**What is needed**
Locate each line in the records containing "活动的通知". Copy it.

#### Supplied material

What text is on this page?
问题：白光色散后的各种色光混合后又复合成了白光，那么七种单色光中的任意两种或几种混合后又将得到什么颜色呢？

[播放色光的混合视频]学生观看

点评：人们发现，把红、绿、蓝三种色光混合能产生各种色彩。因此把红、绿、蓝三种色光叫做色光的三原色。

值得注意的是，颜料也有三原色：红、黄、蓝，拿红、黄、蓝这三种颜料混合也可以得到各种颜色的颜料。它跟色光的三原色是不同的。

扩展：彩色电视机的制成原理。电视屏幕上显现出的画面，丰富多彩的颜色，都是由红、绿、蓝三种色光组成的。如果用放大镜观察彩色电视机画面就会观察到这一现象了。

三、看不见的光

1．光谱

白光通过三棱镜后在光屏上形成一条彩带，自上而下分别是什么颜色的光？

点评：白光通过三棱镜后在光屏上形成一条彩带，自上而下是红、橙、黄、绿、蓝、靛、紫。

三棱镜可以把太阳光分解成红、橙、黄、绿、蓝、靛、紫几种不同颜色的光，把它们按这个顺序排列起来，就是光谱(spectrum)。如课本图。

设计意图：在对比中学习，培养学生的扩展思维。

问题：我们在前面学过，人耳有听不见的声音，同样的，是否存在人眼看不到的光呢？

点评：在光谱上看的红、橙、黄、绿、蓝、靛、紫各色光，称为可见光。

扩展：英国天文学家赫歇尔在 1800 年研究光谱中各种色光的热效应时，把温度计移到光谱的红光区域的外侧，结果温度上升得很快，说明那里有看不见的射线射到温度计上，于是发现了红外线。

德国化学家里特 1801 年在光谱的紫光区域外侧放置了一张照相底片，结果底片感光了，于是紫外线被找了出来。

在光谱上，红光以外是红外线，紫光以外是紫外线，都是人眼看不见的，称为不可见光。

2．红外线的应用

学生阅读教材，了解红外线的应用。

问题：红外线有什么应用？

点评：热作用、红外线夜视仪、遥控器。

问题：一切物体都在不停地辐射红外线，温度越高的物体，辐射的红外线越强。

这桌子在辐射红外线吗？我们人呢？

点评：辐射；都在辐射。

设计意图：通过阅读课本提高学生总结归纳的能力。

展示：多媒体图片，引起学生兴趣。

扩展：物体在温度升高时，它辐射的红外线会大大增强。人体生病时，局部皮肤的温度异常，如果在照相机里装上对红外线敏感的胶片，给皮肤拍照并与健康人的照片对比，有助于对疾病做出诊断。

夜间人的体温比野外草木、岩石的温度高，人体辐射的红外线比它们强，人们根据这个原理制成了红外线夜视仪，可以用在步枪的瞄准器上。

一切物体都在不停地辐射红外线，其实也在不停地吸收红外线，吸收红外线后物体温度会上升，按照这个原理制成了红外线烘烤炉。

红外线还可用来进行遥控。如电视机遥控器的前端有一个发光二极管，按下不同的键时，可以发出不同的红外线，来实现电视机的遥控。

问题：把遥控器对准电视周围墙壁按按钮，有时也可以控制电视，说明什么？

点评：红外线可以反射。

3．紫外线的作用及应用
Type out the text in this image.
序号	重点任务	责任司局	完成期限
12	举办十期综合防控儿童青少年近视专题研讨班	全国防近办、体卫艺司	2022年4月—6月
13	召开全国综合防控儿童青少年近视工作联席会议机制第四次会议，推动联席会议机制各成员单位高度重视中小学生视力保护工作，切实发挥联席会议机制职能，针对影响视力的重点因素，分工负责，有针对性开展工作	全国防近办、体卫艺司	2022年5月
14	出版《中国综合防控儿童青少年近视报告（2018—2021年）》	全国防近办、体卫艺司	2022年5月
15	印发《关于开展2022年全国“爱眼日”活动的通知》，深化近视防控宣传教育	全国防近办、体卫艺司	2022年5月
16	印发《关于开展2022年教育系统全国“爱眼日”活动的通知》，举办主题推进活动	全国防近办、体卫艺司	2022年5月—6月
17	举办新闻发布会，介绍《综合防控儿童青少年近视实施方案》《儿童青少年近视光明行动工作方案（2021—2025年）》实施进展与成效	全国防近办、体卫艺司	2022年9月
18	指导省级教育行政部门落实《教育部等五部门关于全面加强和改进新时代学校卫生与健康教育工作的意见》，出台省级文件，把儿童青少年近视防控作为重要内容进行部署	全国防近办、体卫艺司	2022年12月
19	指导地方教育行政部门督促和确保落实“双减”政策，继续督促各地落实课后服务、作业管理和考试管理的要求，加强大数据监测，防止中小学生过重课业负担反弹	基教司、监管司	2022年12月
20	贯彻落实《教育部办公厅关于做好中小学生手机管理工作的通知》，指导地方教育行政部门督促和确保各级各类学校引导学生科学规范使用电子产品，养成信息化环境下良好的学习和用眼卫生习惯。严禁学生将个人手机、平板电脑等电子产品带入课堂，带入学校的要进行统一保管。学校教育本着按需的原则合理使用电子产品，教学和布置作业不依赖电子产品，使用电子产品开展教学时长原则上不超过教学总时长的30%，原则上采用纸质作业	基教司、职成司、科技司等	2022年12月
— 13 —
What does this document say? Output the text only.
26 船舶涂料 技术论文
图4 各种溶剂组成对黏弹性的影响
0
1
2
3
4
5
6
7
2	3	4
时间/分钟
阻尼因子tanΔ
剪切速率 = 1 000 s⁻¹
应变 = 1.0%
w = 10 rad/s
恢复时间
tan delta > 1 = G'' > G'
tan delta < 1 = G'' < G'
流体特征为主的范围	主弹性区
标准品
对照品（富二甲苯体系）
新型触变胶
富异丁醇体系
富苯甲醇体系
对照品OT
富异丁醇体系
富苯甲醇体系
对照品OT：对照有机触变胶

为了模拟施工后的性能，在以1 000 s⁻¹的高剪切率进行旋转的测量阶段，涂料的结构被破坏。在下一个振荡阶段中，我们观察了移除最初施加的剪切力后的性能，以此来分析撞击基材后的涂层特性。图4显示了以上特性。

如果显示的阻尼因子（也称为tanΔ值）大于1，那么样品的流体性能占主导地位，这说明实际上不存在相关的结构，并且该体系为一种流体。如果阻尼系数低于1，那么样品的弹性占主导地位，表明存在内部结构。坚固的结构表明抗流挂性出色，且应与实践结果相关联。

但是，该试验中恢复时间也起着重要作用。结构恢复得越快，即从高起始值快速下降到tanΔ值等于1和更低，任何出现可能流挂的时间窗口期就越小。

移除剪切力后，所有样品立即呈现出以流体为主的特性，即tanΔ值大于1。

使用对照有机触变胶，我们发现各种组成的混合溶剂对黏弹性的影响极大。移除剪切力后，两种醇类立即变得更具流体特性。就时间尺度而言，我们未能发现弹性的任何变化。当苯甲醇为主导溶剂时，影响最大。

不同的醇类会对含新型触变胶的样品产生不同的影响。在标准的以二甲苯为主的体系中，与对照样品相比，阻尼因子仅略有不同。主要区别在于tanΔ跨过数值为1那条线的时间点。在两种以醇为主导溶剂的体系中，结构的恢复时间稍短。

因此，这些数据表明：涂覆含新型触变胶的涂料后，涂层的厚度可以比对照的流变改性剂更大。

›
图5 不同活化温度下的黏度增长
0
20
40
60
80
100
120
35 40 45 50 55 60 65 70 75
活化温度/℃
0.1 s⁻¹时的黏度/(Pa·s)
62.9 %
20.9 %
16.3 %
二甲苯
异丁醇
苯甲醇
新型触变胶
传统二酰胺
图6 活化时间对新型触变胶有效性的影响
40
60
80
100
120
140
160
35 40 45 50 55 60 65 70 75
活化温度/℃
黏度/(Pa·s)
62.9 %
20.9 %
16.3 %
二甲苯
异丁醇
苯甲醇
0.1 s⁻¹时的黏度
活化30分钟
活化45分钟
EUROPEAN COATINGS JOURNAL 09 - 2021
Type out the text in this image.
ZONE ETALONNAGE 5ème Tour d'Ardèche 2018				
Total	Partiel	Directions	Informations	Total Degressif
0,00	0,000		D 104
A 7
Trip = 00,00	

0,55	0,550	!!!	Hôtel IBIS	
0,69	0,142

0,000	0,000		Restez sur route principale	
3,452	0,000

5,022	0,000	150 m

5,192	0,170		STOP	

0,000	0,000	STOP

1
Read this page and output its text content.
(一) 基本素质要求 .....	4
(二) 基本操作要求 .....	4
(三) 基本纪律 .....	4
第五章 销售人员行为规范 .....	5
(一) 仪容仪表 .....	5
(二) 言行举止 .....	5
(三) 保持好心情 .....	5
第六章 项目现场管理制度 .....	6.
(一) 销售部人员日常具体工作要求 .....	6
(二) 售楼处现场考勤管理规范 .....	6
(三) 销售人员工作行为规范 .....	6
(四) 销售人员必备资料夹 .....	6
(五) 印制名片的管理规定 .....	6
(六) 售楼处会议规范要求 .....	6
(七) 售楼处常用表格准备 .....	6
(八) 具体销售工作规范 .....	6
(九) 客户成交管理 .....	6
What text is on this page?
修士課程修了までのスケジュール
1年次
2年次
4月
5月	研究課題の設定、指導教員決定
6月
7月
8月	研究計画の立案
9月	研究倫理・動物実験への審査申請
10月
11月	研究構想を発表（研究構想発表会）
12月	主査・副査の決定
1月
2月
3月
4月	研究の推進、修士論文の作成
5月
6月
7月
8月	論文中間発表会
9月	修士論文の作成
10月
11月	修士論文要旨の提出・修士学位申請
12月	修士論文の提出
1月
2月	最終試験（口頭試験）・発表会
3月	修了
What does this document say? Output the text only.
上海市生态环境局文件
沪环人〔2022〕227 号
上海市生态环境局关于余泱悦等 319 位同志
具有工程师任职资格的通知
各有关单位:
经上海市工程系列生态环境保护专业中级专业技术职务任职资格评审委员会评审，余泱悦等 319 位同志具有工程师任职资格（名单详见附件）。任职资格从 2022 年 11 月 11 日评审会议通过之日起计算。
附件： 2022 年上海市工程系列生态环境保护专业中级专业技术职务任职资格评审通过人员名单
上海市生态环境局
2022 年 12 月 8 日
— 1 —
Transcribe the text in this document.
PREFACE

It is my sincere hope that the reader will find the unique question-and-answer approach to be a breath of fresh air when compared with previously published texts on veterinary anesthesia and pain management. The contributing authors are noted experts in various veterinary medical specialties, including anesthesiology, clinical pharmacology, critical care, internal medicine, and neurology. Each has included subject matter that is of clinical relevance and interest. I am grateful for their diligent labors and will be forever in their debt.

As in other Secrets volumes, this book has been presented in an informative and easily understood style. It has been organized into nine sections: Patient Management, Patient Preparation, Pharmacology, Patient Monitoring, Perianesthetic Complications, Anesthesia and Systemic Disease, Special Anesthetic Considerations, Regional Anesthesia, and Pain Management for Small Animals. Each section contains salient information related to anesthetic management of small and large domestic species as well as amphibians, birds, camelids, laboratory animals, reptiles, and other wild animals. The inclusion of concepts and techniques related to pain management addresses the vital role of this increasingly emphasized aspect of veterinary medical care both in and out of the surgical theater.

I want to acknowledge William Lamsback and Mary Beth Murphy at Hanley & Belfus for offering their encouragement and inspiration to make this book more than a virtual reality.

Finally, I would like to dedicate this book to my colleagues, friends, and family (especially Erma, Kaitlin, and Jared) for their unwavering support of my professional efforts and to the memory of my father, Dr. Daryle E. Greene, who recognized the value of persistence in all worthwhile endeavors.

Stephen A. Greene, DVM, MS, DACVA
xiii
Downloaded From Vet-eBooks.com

########

**Task answer**
15	印发《关于开展2022年全国“爱眼日”活动的通知》，深化近视防控宣传教育	全国防近办、体卫艺司	2022年5月
16	印发《关于开展2022年教育系统全国“爱眼日”活动的通知》，举办主题推进活动	全国防近办、体卫艺司	2022年5月—6月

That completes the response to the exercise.